-- Gegeven tekst --
*-*-*

Kanttekening kobalt: Hierover bestaat een landelijke discussie. De GGD adviseert om een lagere norm te hanteren dan landelijk. Het Besluit bodemkwaliteit bepaalt dat de lokale maximale waarden niet strenger mogen zijn dan de landelijke bodemkwaliteitsnormen. Daarom wijken de deelnemende gemeenten af van dit deel van het advies van de GGD. Wel volgen de gemeenten de landelijke discussie.

Kanttekening PAK en PCB: De GGD adviseert dat de deelnemende gemeenten nader onderzoek doen op individuele componenten. De deelnemende gemeenten nemen dit advies over. Met de GGD worden de uitkomsten van dit onderzoek besproken. Eventueel passen de gemeenten hun beleid aan.

*-*-*

-- Gegevensverzameling --
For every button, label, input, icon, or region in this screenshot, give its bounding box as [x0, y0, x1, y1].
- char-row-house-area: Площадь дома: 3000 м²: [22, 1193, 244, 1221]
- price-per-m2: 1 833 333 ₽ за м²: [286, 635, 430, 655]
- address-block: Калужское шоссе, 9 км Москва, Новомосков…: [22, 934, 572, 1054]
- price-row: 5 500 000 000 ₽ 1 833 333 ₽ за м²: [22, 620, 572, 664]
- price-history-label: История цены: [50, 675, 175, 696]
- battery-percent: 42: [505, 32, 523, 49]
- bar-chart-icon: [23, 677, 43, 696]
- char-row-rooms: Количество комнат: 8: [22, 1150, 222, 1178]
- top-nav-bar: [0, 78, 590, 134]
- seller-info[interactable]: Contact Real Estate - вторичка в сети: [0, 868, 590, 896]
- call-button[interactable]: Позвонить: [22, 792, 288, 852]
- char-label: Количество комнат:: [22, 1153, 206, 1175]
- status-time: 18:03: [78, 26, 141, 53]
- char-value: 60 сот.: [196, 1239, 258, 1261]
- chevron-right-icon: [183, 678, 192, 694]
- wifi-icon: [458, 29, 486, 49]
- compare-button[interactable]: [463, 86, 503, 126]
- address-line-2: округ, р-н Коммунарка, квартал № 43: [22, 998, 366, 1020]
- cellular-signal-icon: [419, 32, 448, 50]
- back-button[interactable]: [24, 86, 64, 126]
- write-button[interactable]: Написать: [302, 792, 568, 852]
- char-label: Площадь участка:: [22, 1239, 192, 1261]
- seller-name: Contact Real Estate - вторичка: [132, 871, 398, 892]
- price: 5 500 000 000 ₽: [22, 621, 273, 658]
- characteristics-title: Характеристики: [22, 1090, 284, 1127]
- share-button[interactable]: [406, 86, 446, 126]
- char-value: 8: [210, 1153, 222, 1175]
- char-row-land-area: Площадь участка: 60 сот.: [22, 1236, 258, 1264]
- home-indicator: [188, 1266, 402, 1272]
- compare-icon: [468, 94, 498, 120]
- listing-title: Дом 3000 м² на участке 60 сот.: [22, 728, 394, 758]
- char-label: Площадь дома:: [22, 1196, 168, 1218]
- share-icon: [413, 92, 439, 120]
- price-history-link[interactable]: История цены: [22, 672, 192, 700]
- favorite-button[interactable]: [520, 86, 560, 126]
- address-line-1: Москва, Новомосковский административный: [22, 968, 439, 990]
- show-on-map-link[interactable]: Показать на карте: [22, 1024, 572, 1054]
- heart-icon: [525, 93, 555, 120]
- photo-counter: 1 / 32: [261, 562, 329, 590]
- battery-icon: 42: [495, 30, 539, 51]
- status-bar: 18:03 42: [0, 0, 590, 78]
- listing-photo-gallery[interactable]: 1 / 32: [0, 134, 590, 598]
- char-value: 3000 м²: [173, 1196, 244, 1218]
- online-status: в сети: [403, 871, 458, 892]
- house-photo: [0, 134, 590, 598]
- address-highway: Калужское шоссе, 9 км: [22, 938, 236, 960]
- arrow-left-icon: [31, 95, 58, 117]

*-*-*

-- Uit te voeren opdrachten --
1. Wat adviseert de GGD volgens de gegeven tekst over PAK en PCB?
2. Schrijf het deel van de gegeven tekst tussen "Kanttekening PAK en" en "hun beleid aan." woord voor woord over, beide grenzen inbegrepen.

-- Antwoorden per opdracht --
1. Dat de deelnemende gemeenten nader onderzoek doen op individuele componenten.

2.
Kanttekening PAK en PCB: De GGD adviseert dat de deelnemende gemeenten nader onderzoek doen op individuele componenten. De deelnemende gemeenten nemen dit advies over. Met de GGD worden de uitkomsten van dit onderzoek besproken. Eventueel passen de gemeenten hun beleid aan.